Exercise requirements ▸
Reproduce every entry exactly, without alteration.

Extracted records
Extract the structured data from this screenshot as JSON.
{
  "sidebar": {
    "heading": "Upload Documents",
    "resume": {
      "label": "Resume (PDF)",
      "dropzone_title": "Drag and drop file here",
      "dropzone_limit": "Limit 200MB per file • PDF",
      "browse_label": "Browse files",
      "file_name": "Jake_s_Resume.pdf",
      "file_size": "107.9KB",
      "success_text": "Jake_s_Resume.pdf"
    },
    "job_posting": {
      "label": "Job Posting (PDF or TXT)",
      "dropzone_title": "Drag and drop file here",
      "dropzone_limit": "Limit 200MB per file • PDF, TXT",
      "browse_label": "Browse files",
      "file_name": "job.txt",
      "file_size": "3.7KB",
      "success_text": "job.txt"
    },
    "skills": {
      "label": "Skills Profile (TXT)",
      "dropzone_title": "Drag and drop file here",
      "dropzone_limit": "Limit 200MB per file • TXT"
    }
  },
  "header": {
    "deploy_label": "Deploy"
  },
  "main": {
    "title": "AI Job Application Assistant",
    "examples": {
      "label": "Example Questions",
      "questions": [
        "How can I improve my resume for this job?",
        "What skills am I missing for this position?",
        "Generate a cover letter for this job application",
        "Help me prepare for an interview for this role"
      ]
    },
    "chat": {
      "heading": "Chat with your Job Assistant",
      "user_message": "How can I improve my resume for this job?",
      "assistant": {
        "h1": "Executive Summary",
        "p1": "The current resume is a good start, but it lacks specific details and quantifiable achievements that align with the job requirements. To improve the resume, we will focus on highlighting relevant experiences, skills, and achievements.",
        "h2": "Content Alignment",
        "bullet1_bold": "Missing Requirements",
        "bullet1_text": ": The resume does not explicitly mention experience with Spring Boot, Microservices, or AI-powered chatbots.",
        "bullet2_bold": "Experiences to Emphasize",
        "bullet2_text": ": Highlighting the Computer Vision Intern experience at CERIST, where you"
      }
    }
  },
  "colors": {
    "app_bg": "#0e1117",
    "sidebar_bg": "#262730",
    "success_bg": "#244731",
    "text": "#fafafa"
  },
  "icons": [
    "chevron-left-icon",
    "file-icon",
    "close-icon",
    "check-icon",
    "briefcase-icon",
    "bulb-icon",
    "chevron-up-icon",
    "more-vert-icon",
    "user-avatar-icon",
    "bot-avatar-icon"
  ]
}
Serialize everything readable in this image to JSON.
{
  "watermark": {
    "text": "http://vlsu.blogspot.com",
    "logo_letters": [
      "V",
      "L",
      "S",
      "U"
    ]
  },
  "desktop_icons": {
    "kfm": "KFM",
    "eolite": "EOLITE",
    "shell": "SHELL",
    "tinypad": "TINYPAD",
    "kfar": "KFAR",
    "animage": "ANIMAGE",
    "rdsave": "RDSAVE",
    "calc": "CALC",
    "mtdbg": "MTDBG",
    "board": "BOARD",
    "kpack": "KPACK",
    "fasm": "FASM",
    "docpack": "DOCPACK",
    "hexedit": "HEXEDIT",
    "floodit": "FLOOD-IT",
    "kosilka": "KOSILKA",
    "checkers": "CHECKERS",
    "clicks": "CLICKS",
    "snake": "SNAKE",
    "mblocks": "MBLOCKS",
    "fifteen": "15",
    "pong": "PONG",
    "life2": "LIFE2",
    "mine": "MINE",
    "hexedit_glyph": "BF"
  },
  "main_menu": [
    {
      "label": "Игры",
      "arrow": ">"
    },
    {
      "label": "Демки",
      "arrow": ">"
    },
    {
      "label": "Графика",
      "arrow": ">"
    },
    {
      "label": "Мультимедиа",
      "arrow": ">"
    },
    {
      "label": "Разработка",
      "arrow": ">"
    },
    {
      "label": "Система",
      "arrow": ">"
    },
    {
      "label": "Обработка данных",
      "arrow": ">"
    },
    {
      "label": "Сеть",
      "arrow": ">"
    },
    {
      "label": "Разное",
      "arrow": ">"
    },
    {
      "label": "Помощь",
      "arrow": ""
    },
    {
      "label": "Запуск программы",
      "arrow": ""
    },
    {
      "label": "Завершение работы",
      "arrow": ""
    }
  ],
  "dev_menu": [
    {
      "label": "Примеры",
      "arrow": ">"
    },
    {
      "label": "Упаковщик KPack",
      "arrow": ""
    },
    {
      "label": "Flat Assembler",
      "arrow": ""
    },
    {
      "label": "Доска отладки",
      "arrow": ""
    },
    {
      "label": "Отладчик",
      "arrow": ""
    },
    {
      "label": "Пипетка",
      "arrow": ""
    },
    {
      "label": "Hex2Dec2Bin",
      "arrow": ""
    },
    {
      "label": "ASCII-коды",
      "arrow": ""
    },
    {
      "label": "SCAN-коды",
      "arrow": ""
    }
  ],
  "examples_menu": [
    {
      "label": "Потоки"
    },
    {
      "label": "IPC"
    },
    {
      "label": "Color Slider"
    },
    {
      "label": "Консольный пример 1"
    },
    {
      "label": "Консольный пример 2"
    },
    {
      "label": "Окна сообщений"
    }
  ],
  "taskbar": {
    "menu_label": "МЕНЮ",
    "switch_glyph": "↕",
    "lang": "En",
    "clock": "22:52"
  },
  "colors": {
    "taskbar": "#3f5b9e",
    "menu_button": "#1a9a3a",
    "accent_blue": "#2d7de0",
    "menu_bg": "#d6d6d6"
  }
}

The output ▸
Extract the structured data from this screenshot as JSON.
{
  "sidebar": {
    "heading": "Upload Documents",
    "resume": {
      "label": "Resume (PDF)",
      "dropzone_title": "Drag and drop file here",
      "dropzone_limit": "Limit 200MB per file • PDF",
      "browse_label": "Browse files",
      "file_name": "Jake_s_Resume.pdf",
      "file_size": "107.9KB",
      "success_text": "Jake_s_Resume.pdf"
    },
    "job_posting": {
      "label": "Job Posting (PDF or TXT)",
      "dropzone_title": "Drag and drop file here",
      "dropzone_limit": "Limit 200MB per file • PDF, TXT",
      "browse_label": "Browse files",
      "file_name": "job.txt",
      "file_size": "3.7KB",
      "success_text": "job.txt"
    },
    "skills": {
      "label": "Skills Profile (TXT)",
      "dropzone_title": "Drag and drop file here",
      "dropzone_limit": "Limit 200MB per file • TXT"
    }
  },
  "header": {
    "deploy_label": "Deploy"
  },
  "main": {
    "title": "AI Job Application Assistant",
    "examples": {
      "label": "Example Questions",
      "questions": [
        "How can I improve my resume for this job?",
        "What skills am I missing for this position?",
        "Generate a cover letter for this job application",
        "Help me prepare for an interview for this role"
      ]
    },
    "chat": {
      "heading": "Chat with your Job Assistant",
      "user_message": "How can I improve my resume for this job?",
      "assistant": {
        "h1": "Executive Summary",
        "p1": "The current resume is a good start, but it lacks specific details and quantifiable achievements that align with the job requirements. To improve the resume, we will focus on highlighting relevant experiences, skills, and achievements.",
        "h2": "Content Alignment",
        "bullet1_bold": "Missing Requirements",
        "bullet1_text": ": The resume does not explicitly mention experience with Spring Boot, Microservices, or AI-powered chatbots.",
        "bullet2_bold": "Experiences to Emphasize",
        "bullet2_text": ": Highlighting the Computer Vision Intern experience at CERIST, where you"
      }
    }
  },
  "colors": {
    "app_bg": "#0e1117",
    "sidebar_bg": "#262730",
    "success_bg": "#244731",
    "text": "#fafafa"
  },
  "icons": [
    "chevron-left-icon",
    "file-icon",
    "close-icon",
    "check-icon",
    "briefcase-icon",
    "bulb-icon",
    "chevron-up-icon",
    "more-vert-icon",
    "user-avatar-icon",
    "bot-avatar-icon"
  ]
}
Serialize everything readable in this image to JSON.
{
  "watermark": {
    "text": "http://vlsu.blogspot.com",
    "logo_letters": [
      "V",
      "L",
      "S",
      "U"
    ]
  },
  "desktop_icons": {
    "kfm": "KFM",
    "eolite": "EOLITE",
    "shell": "SHELL",
    "tinypad": "TINYPAD",
    "kfar": "KFAR",
    "animage": "ANIMAGE",
    "rdsave": "RDSAVE",
    "calc": "CALC",
    "mtdbg": "MTDBG",
    "board": "BOARD",
    "kpack": "KPACK",
    "fasm": "FASM",
    "docpack": "DOCPACK",
    "hexedit": "HEXEDIT",
    "floodit": "FLOOD-IT",
    "kosilka": "KOSILKA",
    "checkers": "CHECKERS",
    "clicks": "CLICKS",
    "snake": "SNAKE",
    "mblocks": "MBLOCKS",
    "fifteen": "15",
    "pong": "PONG",
    "life2": "LIFE2",
    "mine": "MINE",
    "hexedit_glyph": "BF"
  },
  "main_menu": [
    {
      "label": "Игры",
      "arrow": ">"
    },
    {
      "label": "Демки",
      "arrow": ">"
    },
    {
      "label": "Графика",
      "arrow": ">"
    },
    {
      "label": "Мультимедиа",
      "arrow": ">"
    },
    {
      "label": "Разработка",
      "arrow": ">"
    },
    {
      "label": "Система",
      "arrow": ">"
    },
    {
      "label": "Обработка данных",
      "arrow": ">"
    },
    {
      "label": "Сеть",
      "arrow": ">"
    },
    {
      "label": "Разное",
      "arrow": ">"
    },
    {
      "label": "Помощь",
      "arrow": ""
    },
    {
      "label": "Запуск программы",
      "arrow": ""
    },
    {
      "label": "Завершение работы",
      "arrow": ""
    }
  ],
  "dev_menu": [
    {
      "label": "Примеры",
      "arrow": ">"
    },
    {
      "label": "Упаковщик KPack",
      "arrow": ""
    },
    {
      "label": "Flat Assembler",
      "arrow": ""
    },
    {
      "label": "Доска отладки",
      "arrow": ""
    },
    {
      "label": "Отладчик",
      "arrow": ""
    },
    {
      "label": "Пипетка",
      "arrow": ""
    },
    {
      "label": "Hex2Dec2Bin",
      "arrow": ""
    },
    {
      "label": "ASCII-коды",
      "arrow": ""
    },
    {
      "label": "SCAN-коды",
      "arrow": ""
    }
  ],
  "examples_menu": [
    {
      "label": "Потоки"
    },
    {
      "label": "IPC"
    },
    {
      "label": "Color Slider"
    },
    {
      "label": "Консольный пример 1"
    },
    {
      "label": "Консольный пример 2"
    },
    {
      "label": "Окна сообщений"
    }
  ],
  "taskbar": {
    "menu_label": "МЕНЮ",
    "switch_glyph": "↕",
    "lang": "En",
    "clock": "22:52"
  },
  "colors": {
    "taskbar": "#3f5b9e",
    "menu_button": "#1a9a3a",
    "accent_blue": "#2d7de0",
    "menu_bg": "#d6d6d6"
  }
}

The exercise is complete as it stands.